Stored data entries
((

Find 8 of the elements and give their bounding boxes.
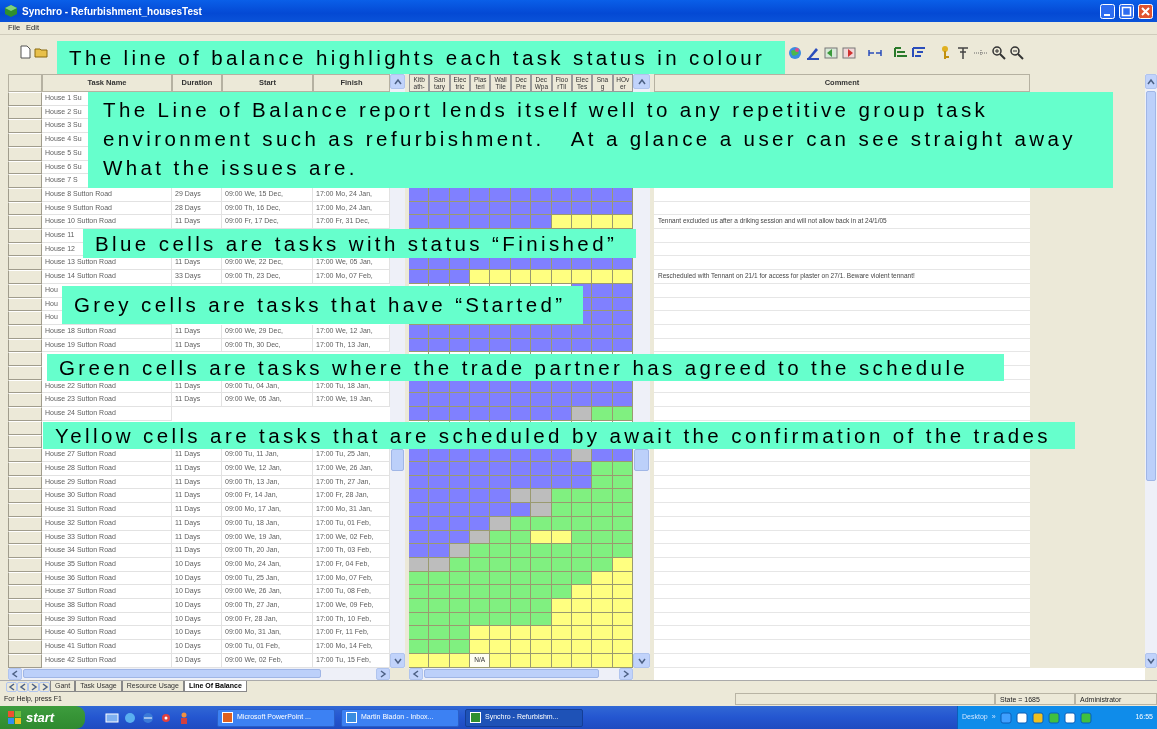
window-title: Synchro - Refurbishment_housesTest — [22, 4, 202, 19]
callout: Yellow cells are tasks that are scheduled by await the confirmation of the trades — [43, 422, 1075, 449]
callout: The line of balance highlights each task status in colour — [57, 41, 785, 74]
callout: Green cells are tasks where the trade partner has agreed to the schedule — [47, 354, 1004, 381]
callout: Blue cells are tasks with status “Finished” — [83, 229, 636, 258]
callout: Grey cells are tasks that have “Started” — [62, 286, 583, 324]
start-button[interactable]: start — [0, 706, 85, 729]
callout: The Line of Balance report lends itself well to any repetitive group task environment such as refurbishment. At a glance a user can see straight away What the issues are. — [88, 92, 1113, 188]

))

**What you need to do**. Each line of the entries above that contains "tasks" is to be copied.

**Reply to the task**.
callout: Yellow cells are tasks that are scheduled by await the confirmation of the trades — [43, 422, 1075, 449]
callout: Green cells are tasks where the trade partner has agreed to the schedule — [47, 354, 1004, 381]
callout: Blue cells are tasks with status “Finished” — [83, 229, 636, 258]
callout: Grey cells are tasks that have “Started” — [62, 286, 583, 324]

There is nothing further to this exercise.